* BEGIN *

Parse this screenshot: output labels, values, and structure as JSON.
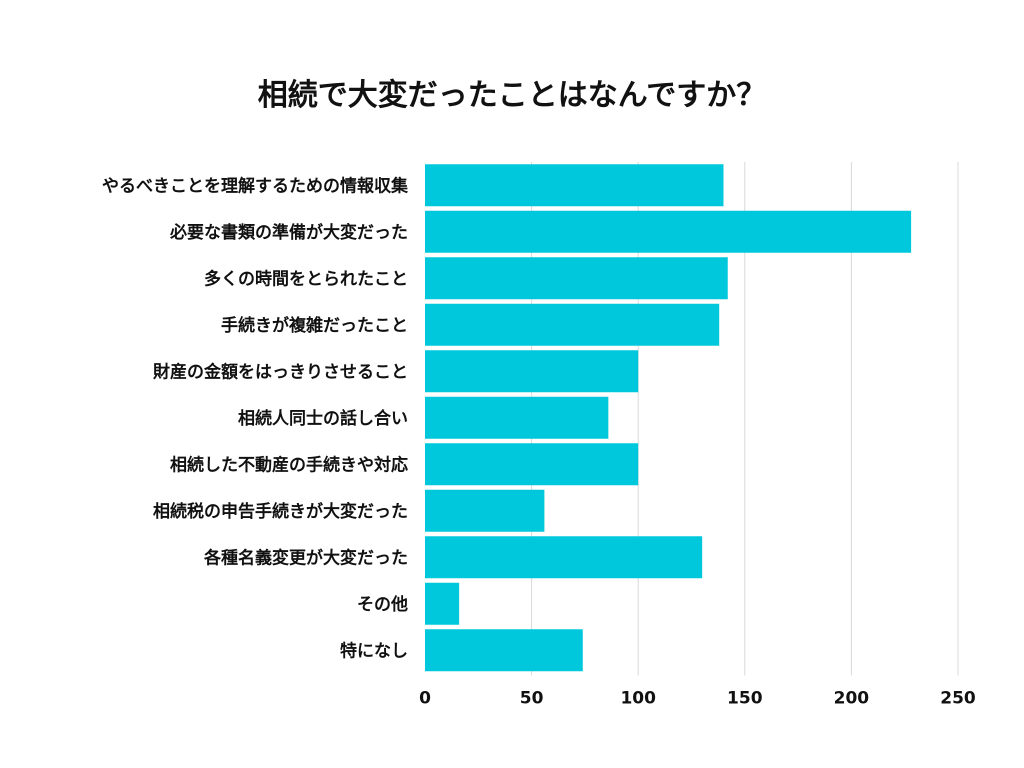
{
  "chart_data": {
    "type": "bar",
    "orientation": "horizontal",
    "title": "相続で大変だったことはなんですか？",
    "xlabel": "",
    "ylabel": "",
    "categories": [
      "やるべきことを理解するための情報収集",
      "必要な書類の準備が大変だった",
      "多くの時間をとられたこと",
      "手続きが複雑だったこと",
      "財産の金額をはっきりさせること",
      "相続人同士の話し合い",
      "相続した不動産の手続きや対応",
      "相続税の申告手続きが大変だった",
      "各種名義変更が大変だった",
      "その他",
      "特になし"
    ],
    "values": [
      140,
      228,
      142,
      138,
      100,
      86,
      100,
      56,
      130,
      16,
      74
    ],
    "xlim": [
      0,
      250
    ],
    "xticks": [
      0,
      50,
      100,
      150,
      200,
      250
    ],
    "grid": true,
    "legend": "none",
    "bar_color": "#00c8dc",
    "grid_color": "#d9d9d9"
  }
}
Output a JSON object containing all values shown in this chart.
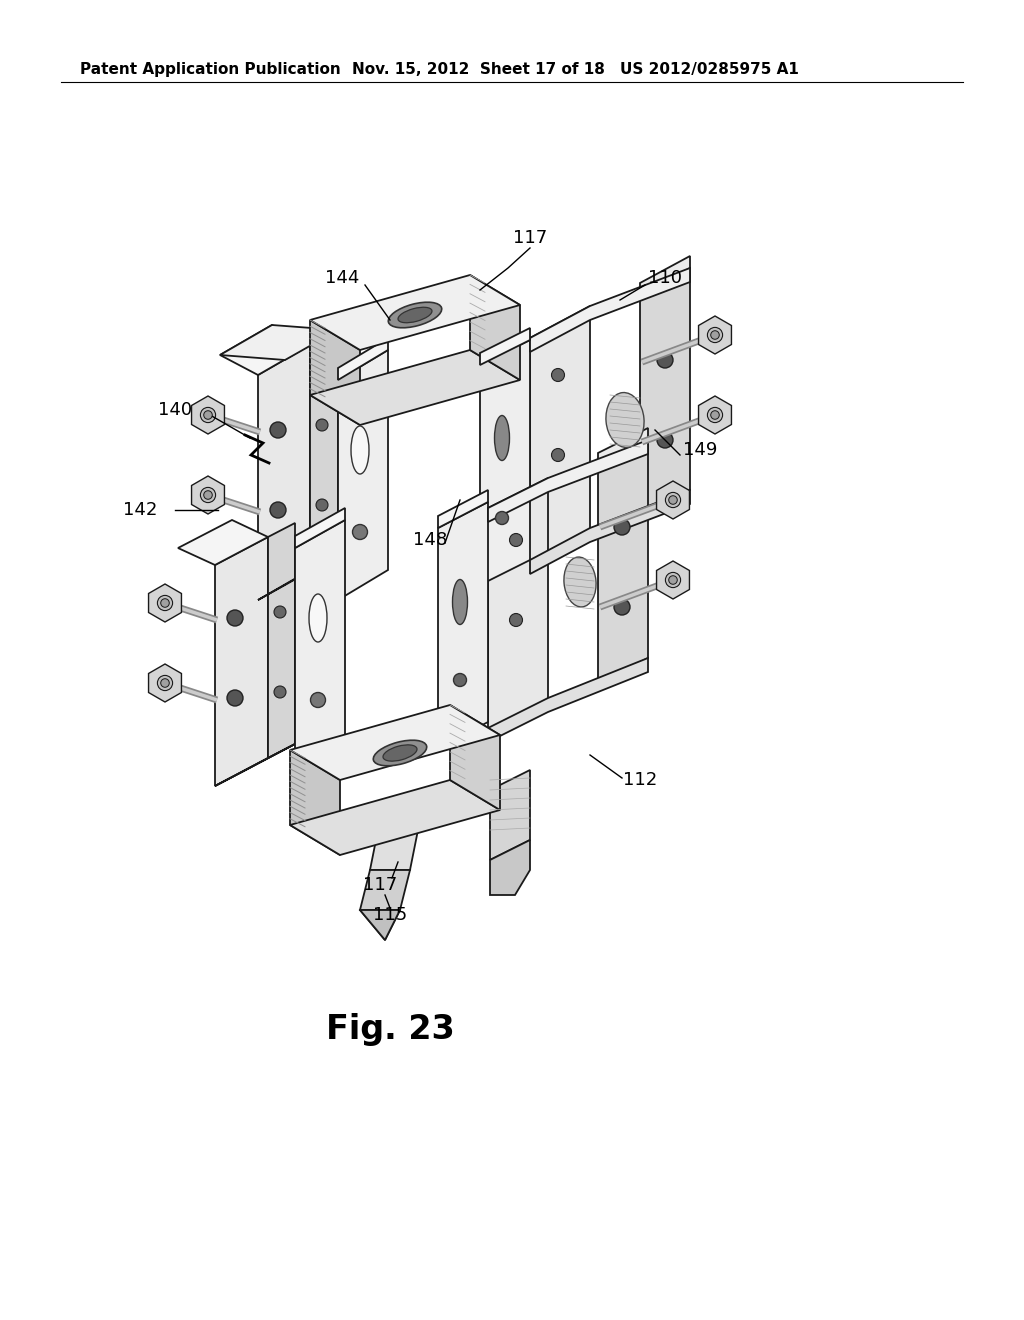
{
  "background_color": "#ffffff",
  "header_left": "Patent Application Publication",
  "header_mid": "Nov. 15, 2012  Sheet 17 of 18",
  "header_right": "US 2012/0285975 A1",
  "fig_caption": "Fig. 23",
  "line_color": "#000000",
  "edge_color": "#1a1a1a",
  "face_light": "#f2f2f2",
  "face_mid": "#d8d8d8",
  "face_dark": "#b8b8b8",
  "face_darker": "#989898",
  "label_fontsize": 13,
  "caption_fontsize": 24
}
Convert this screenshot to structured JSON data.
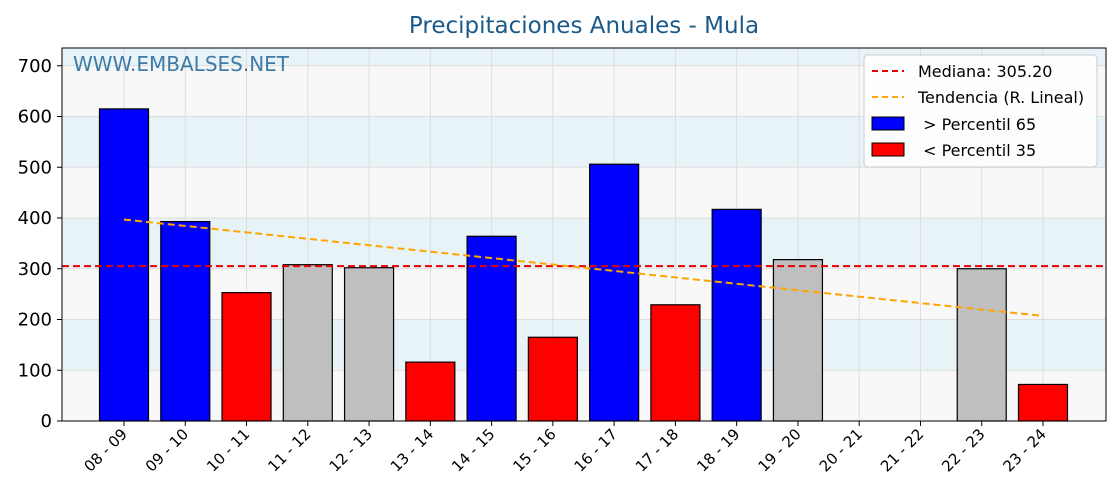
{
  "chart_data": {
    "type": "bar",
    "title": "Precipitaciones Anuales - Mula",
    "watermark": "WWW.EMBALSES.NET",
    "categories": [
      "08 - 09",
      "09 - 10",
      "10 - 11",
      "11 - 12",
      "12 - 13",
      "13 - 14",
      "14 - 15",
      "15 - 16",
      "16 - 17",
      "17 - 18",
      "18 - 19",
      "19 - 20",
      "20 - 21",
      "21 - 22",
      "22 - 23",
      "23 - 24"
    ],
    "values": [
      615,
      393,
      253,
      308,
      302,
      116,
      364,
      165,
      506,
      229,
      417,
      318,
      null,
      null,
      300,
      72
    ],
    "bar_class": [
      "high",
      "high",
      "low",
      "mid",
      "mid",
      "low",
      "high",
      "low",
      "high",
      "low",
      "high",
      "mid",
      null,
      null,
      "mid",
      "low"
    ],
    "ylim": [
      0,
      735
    ],
    "yticks": [
      0,
      100,
      200,
      300,
      400,
      500,
      600,
      700
    ],
    "xlabel": "",
    "ylabel": "",
    "median": 305.2,
    "trend": {
      "start": 397,
      "end": 207
    },
    "grid": true,
    "legend_position": "top-right",
    "legend": {
      "median_label": "Mediana: 305.20",
      "trend_label": "Tendencia (R. Lineal)",
      "high_label": " > Percentil 65",
      "low_label": " < Percentil 35"
    },
    "colors": {
      "high": "#0000ff",
      "low": "#ff0000",
      "mid": "#bfbfbf",
      "median": "#e60000",
      "trend": "#ffa500",
      "band": "#e8f3f8",
      "plot_bg": "#f8f8f8"
    }
  }
}
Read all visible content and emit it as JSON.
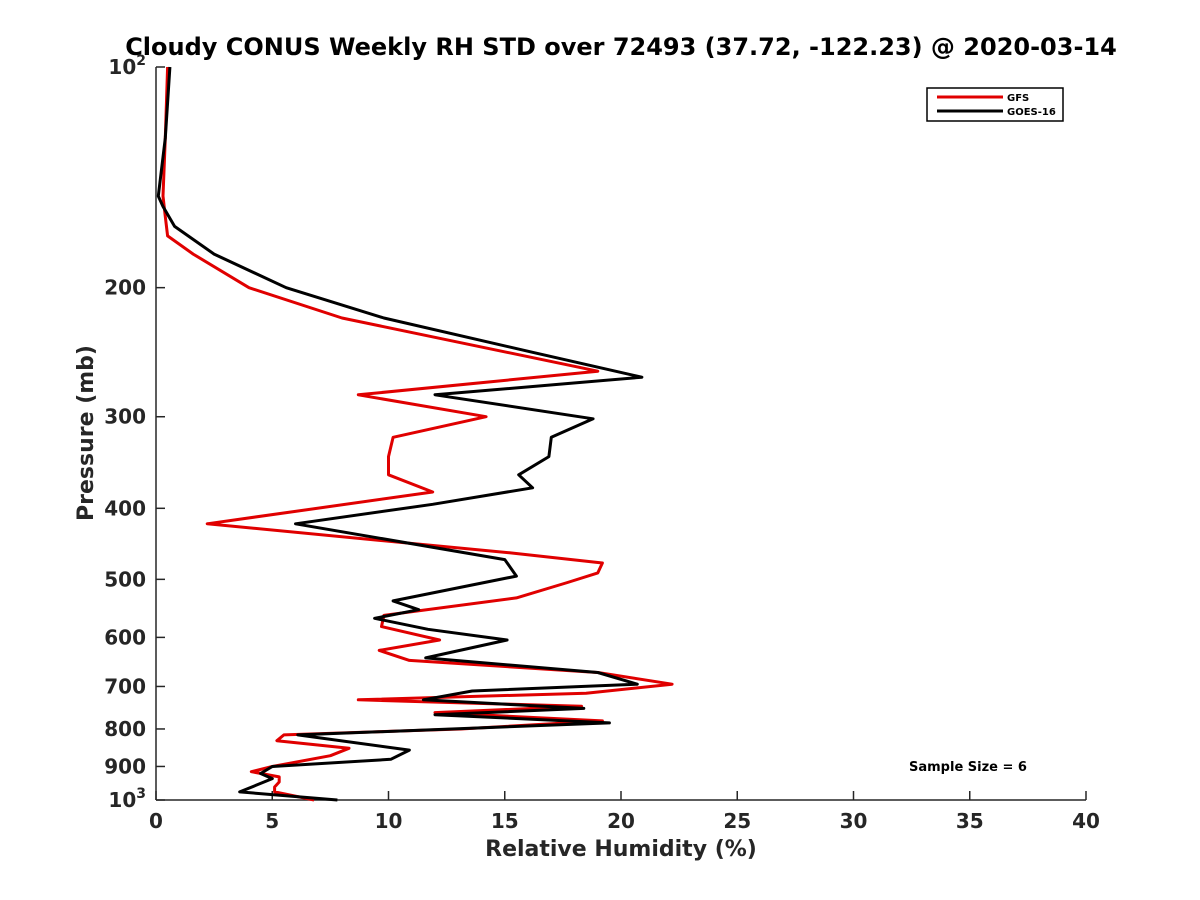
{
  "chart_data": {
    "type": "line",
    "title": "Cloudy CONUS Weekly RH STD over 72493 (37.72, -122.23) @ 2020-03-14",
    "xlabel": "Relative Humidity (%)",
    "ylabel": "Pressure (mb)",
    "xlim": [
      0,
      40
    ],
    "ylim": [
      100,
      1000
    ],
    "y_scale": "log",
    "y_reversed": true,
    "grid": false,
    "legend_position": "top-right",
    "x_ticks": [
      "0",
      "5",
      "10",
      "15",
      "20",
      "25",
      "30",
      "35",
      "40"
    ],
    "x_tick_values": [
      0,
      5,
      10,
      15,
      20,
      25,
      30,
      35,
      40
    ],
    "y_ticks": [
      {
        "value": 100,
        "base": "10",
        "exp": "2",
        "text": ""
      },
      {
        "value": 200,
        "base": "",
        "exp": "",
        "text": "200"
      },
      {
        "value": 300,
        "base": "",
        "exp": "",
        "text": "300"
      },
      {
        "value": 400,
        "base": "",
        "exp": "",
        "text": "400"
      },
      {
        "value": 500,
        "base": "",
        "exp": "",
        "text": "500"
      },
      {
        "value": 600,
        "base": "",
        "exp": "",
        "text": "600"
      },
      {
        "value": 700,
        "base": "",
        "exp": "",
        "text": "700"
      },
      {
        "value": 800,
        "base": "",
        "exp": "",
        "text": "800"
      },
      {
        "value": 900,
        "base": "",
        "exp": "",
        "text": "900"
      },
      {
        "value": 1000,
        "base": "10",
        "exp": "3",
        "text": ""
      }
    ],
    "annotation": "Sample Size = 6",
    "series": [
      {
        "name": "GFS",
        "color": "#e00000",
        "points": [
          [
            0.5,
            100
          ],
          [
            0.4,
            125
          ],
          [
            0.3,
            150
          ],
          [
            0.4,
            160
          ],
          [
            0.5,
            170
          ],
          [
            1.6,
            180
          ],
          [
            4.0,
            200
          ],
          [
            8.0,
            220
          ],
          [
            19.0,
            260
          ],
          [
            8.7,
            280
          ],
          [
            14.2,
            300
          ],
          [
            10.2,
            320
          ],
          [
            10.0,
            340
          ],
          [
            10.0,
            360
          ],
          [
            11.9,
            380
          ],
          [
            2.2,
            420
          ],
          [
            15.2,
            460
          ],
          [
            19.2,
            475
          ],
          [
            19.0,
            490
          ],
          [
            17.7,
            505
          ],
          [
            15.5,
            530
          ],
          [
            9.8,
            560
          ],
          [
            9.7,
            580
          ],
          [
            12.2,
            605
          ],
          [
            9.6,
            625
          ],
          [
            10.9,
            645
          ],
          [
            19.0,
            670
          ],
          [
            22.2,
            695
          ],
          [
            18.5,
            715
          ],
          [
            8.7,
            730
          ],
          [
            18.3,
            745
          ],
          [
            12.0,
            760
          ],
          [
            19.2,
            780
          ],
          [
            13.1,
            800
          ],
          [
            5.5,
            815
          ],
          [
            5.2,
            830
          ],
          [
            8.3,
            850
          ],
          [
            7.5,
            870
          ],
          [
            5.0,
            900
          ],
          [
            4.1,
            915
          ],
          [
            5.3,
            930
          ],
          [
            5.3,
            945
          ],
          [
            5.1,
            960
          ],
          [
            5.1,
            975
          ],
          [
            6.8,
            1000
          ]
        ]
      },
      {
        "name": "GOES-16",
        "color": "#000000",
        "points": [
          [
            0.6,
            100
          ],
          [
            0.4,
            125
          ],
          [
            0.1,
            150
          ],
          [
            0.3,
            155
          ],
          [
            0.8,
            165
          ],
          [
            2.5,
            180
          ],
          [
            5.6,
            200
          ],
          [
            9.8,
            220
          ],
          [
            16.2,
            245
          ],
          [
            20.9,
            265
          ],
          [
            12.0,
            280
          ],
          [
            18.8,
            302
          ],
          [
            17.0,
            320
          ],
          [
            16.9,
            340
          ],
          [
            15.6,
            360
          ],
          [
            16.2,
            375
          ],
          [
            11.9,
            395
          ],
          [
            6.0,
            420
          ],
          [
            15.0,
            470
          ],
          [
            15.5,
            495
          ],
          [
            10.2,
            535
          ],
          [
            11.3,
            550
          ],
          [
            9.4,
            565
          ],
          [
            11.7,
            585
          ],
          [
            15.1,
            605
          ],
          [
            11.6,
            640
          ],
          [
            19.0,
            670
          ],
          [
            20.7,
            695
          ],
          [
            13.6,
            710
          ],
          [
            11.5,
            730
          ],
          [
            18.4,
            750
          ],
          [
            12.0,
            765
          ],
          [
            19.5,
            785
          ],
          [
            6.1,
            815
          ],
          [
            10.9,
            855
          ],
          [
            10.1,
            880
          ],
          [
            5.0,
            900
          ],
          [
            4.5,
            920
          ],
          [
            5.0,
            935
          ],
          [
            4.3,
            955
          ],
          [
            3.6,
            975
          ],
          [
            7.8,
            1000
          ]
        ]
      }
    ]
  }
}
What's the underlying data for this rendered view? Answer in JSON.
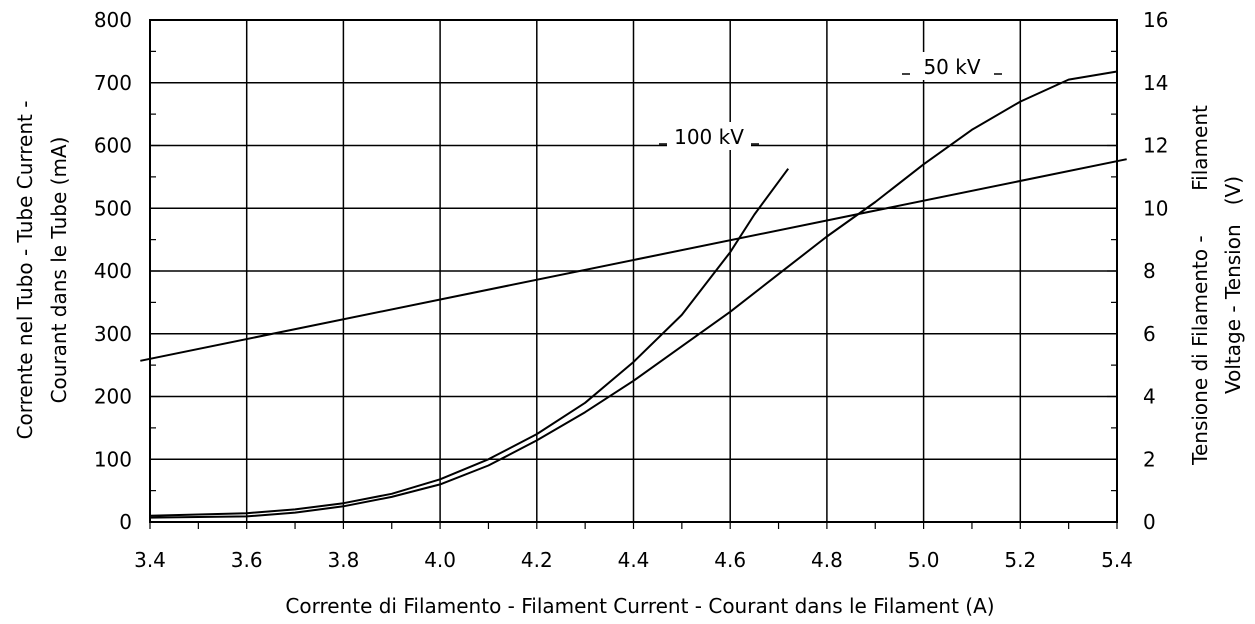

* END *

YOUR INSTRUCTIONS:
In the entries above, some lines may contain the string "JSON"; report how many, without additional comment.

RESULT FOR THIS EXERCISE:
5